• _Entries supplied_
┄┄┄┄┄┄

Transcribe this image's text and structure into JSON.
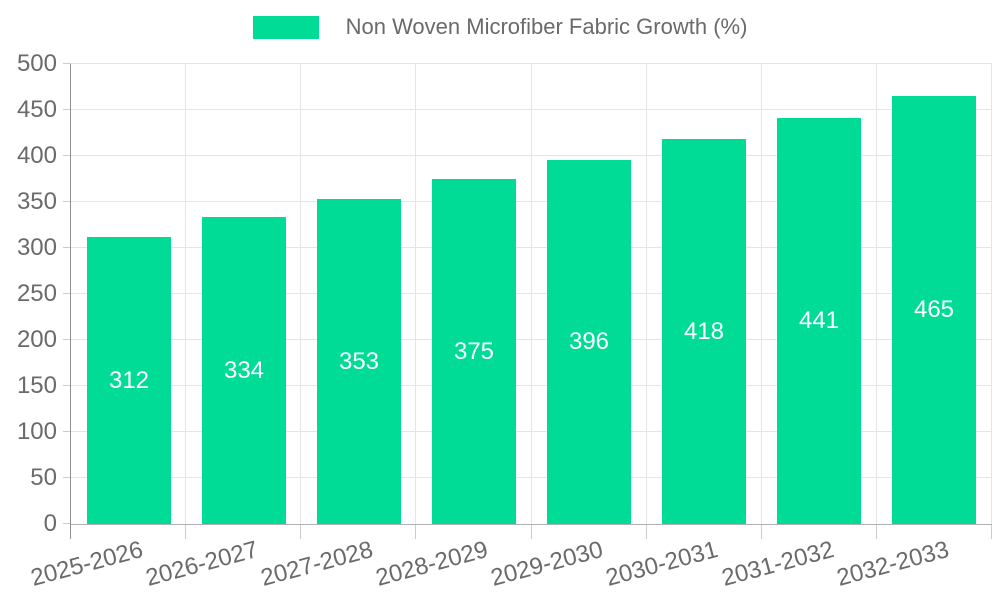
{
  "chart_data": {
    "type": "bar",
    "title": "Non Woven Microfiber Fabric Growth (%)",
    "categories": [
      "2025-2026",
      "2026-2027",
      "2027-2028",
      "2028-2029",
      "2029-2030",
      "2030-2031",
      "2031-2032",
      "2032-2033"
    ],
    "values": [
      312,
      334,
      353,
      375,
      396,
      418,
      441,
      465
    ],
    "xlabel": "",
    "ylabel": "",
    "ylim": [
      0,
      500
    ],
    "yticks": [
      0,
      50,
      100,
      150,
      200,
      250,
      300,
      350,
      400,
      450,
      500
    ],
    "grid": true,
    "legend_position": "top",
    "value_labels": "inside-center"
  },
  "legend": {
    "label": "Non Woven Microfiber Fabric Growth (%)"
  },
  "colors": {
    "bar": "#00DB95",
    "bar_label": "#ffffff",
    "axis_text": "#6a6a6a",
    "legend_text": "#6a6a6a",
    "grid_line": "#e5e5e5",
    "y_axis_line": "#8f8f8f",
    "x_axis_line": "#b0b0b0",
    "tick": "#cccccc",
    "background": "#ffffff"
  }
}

┄┄┄┄┄┄

Go over the data above and copy every line that has the word "Microfiber" in it.

• _Task output_
    "title": "Non Woven Microfiber Fabric Growth (%)",
    "label": "Non Woven Microfiber Fabric Growth (%)"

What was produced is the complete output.